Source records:
###
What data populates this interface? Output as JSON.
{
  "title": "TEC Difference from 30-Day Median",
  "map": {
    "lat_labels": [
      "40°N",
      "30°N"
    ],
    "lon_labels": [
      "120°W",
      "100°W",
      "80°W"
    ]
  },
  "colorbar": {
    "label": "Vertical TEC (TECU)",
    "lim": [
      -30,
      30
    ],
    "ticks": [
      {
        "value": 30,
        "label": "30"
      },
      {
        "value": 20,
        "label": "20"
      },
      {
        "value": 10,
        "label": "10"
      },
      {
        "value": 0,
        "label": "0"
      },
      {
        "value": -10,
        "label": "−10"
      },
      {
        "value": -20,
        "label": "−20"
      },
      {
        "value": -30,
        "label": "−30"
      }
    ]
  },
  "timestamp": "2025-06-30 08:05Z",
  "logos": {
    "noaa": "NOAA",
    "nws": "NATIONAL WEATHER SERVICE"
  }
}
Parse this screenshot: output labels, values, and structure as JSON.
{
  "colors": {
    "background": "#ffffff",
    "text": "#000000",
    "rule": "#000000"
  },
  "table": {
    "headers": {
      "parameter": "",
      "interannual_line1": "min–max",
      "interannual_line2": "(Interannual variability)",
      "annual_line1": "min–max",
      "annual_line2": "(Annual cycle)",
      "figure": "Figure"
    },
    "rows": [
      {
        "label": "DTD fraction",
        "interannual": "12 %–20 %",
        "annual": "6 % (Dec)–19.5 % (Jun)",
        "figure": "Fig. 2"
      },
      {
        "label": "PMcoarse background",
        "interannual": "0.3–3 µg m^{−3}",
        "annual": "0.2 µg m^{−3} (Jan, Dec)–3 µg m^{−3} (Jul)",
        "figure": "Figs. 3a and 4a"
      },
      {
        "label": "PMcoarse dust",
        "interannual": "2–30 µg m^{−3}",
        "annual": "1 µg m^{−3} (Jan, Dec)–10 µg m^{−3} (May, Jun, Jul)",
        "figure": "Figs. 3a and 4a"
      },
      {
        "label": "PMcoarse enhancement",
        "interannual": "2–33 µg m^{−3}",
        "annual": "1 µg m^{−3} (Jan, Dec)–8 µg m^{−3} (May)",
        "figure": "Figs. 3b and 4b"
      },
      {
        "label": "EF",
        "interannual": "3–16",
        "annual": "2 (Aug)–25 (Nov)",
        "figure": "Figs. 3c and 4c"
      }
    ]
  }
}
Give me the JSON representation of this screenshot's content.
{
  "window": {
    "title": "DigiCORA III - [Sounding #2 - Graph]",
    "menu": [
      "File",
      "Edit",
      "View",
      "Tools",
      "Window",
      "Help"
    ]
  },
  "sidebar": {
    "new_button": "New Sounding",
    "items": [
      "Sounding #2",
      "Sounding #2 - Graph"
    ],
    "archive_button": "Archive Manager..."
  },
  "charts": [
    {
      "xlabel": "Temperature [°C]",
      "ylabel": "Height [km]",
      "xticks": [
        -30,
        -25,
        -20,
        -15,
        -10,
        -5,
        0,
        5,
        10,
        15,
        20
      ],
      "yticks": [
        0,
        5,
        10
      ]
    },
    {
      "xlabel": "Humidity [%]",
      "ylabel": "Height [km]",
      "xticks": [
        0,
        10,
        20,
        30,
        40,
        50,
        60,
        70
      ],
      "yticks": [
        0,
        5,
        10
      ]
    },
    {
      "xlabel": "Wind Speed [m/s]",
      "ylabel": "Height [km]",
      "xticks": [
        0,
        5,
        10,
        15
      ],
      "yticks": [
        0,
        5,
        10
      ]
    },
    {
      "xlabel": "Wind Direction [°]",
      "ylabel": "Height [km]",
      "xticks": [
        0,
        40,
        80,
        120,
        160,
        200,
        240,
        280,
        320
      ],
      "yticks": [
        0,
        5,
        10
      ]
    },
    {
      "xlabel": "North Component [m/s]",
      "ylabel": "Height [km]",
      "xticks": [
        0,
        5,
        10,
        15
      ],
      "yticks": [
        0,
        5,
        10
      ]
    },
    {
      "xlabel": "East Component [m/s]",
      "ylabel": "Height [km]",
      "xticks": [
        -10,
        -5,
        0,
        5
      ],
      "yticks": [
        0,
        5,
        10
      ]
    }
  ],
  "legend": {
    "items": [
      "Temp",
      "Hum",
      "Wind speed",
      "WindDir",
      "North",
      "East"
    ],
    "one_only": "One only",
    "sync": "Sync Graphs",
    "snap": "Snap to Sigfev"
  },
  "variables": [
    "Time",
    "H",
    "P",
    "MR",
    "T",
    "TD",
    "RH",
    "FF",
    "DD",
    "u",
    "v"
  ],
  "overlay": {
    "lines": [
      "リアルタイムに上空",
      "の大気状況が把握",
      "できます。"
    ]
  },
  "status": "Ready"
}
###
> [Given instruction]: Each line of the listing should be echoed back exactly.

> [The solution]:
What data populates this interface? Output as JSON.
{
  "title": "TEC Difference from 30-Day Median",
  "map": {
    "lat_labels": [
      "40°N",
      "30°N"
    ],
    "lon_labels": [
      "120°W",
      "100°W",
      "80°W"
    ]
  },
  "colorbar": {
    "label": "Vertical TEC (TECU)",
    "lim": [
      -30,
      30
    ],
    "ticks": [
      {
        "value": 30,
        "label": "30"
      },
      {
        "value": 20,
        "label": "20"
      },
      {
        "value": 10,
        "label": "10"
      },
      {
        "value": 0,
        "label": "0"
      },
      {
        "value": -10,
        "label": "−10"
      },
      {
        "value": -20,
        "label": "−20"
      },
      {
        "value": -30,
        "label": "−30"
      }
    ]
  },
  "timestamp": "2025-06-30 08:05Z",
  "logos": {
    "noaa": "NOAA",
    "nws": "NATIONAL WEATHER SERVICE"
  }
}
Parse this screenshot: output labels, values, and structure as JSON.
{
  "colors": {
    "background": "#ffffff",
    "text": "#000000",
    "rule": "#000000"
  },
  "table": {
    "headers": {
      "parameter": "",
      "interannual_line1": "min–max",
      "interannual_line2": "(Interannual variability)",
      "annual_line1": "min–max",
      "annual_line2": "(Annual cycle)",
      "figure": "Figure"
    },
    "rows": [
      {
        "label": "DTD fraction",
        "interannual": "12 %–20 %",
        "annual": "6 % (Dec)–19.5 % (Jun)",
        "figure": "Fig. 2"
      },
      {
        "label": "PMcoarse background",
        "interannual": "0.3–3 µg m^{−3}",
        "annual": "0.2 µg m^{−3} (Jan, Dec)–3 µg m^{−3} (Jul)",
        "figure": "Figs. 3a and 4a"
      },
      {
        "label": "PMcoarse dust",
        "interannual": "2–30 µg m^{−3}",
        "annual": "1 µg m^{−3} (Jan, Dec)–10 µg m^{−3} (May, Jun, Jul)",
        "figure": "Figs. 3a and 4a"
      },
      {
        "label": "PMcoarse enhancement",
        "interannual": "2–33 µg m^{−3}",
        "annual": "1 µg m^{−3} (Jan, Dec)–8 µg m^{−3} (May)",
        "figure": "Figs. 3b and 4b"
      },
      {
        "label": "EF",
        "interannual": "3–16",
        "annual": "2 (Aug)–25 (Nov)",
        "figure": "Figs. 3c and 4c"
      }
    ]
  }
}
Give me the JSON representation of this screenshot's content.
{
  "window": {
    "title": "DigiCORA III - [Sounding #2 - Graph]",
    "menu": [
      "File",
      "Edit",
      "View",
      "Tools",
      "Window",
      "Help"
    ]
  },
  "sidebar": {
    "new_button": "New Sounding",
    "items": [
      "Sounding #2",
      "Sounding #2 - Graph"
    ],
    "archive_button": "Archive Manager..."
  },
  "charts": [
    {
      "xlabel": "Temperature [°C]",
      "ylabel": "Height [km]",
      "xticks": [
        -30,
        -25,
        -20,
        -15,
        -10,
        -5,
        0,
        5,
        10,
        15,
        20
      ],
      "yticks": [
        0,
        5,
        10
      ]
    },
    {
      "xlabel": "Humidity [%]",
      "ylabel": "Height [km]",
      "xticks": [
        0,
        10,
        20,
        30,
        40,
        50,
        60,
        70
      ],
      "yticks": [
        0,
        5,
        10
      ]
    },
    {
      "xlabel": "Wind Speed [m/s]",
      "ylabel": "Height [km]",
      "xticks": [
        0,
        5,
        10,
        15
      ],
      "yticks": [
        0,
        5,
        10
      ]
    },
    {
      "xlabel": "Wind Direction [°]",
      "ylabel": "Height [km]",
      "xticks": [
        0,
        40,
        80,
        120,
        160,
        200,
        240,
        280,
        320
      ],
      "yticks": [
        0,
        5,
        10
      ]
    },
    {
      "xlabel": "North Component [m/s]",
      "ylabel": "Height [km]",
      "xticks": [
        0,
        5,
        10,
        15
      ],
      "yticks": [
        0,
        5,
        10
      ]
    },
    {
      "xlabel": "East Component [m/s]",
      "ylabel": "Height [km]",
      "xticks": [
        -10,
        -5,
        0,
        5
      ],
      "yticks": [
        0,
        5,
        10
      ]
    }
  ],
  "legend": {
    "items": [
      "Temp",
      "Hum",
      "Wind speed",
      "WindDir",
      "North",
      "East"
    ],
    "one_only": "One only",
    "sync": "Sync Graphs",
    "snap": "Snap to Sigfev"
  },
  "variables": [
    "Time",
    "H",
    "P",
    "MR",
    "T",
    "TD",
    "RH",
    "FF",
    "DD",
    "u",
    "v"
  ],
  "overlay": {
    "lines": [
      "リアルタイムに上空",
      "の大気状況が把握",
      "できます。"
    ]
  },
  "status": "Ready"
}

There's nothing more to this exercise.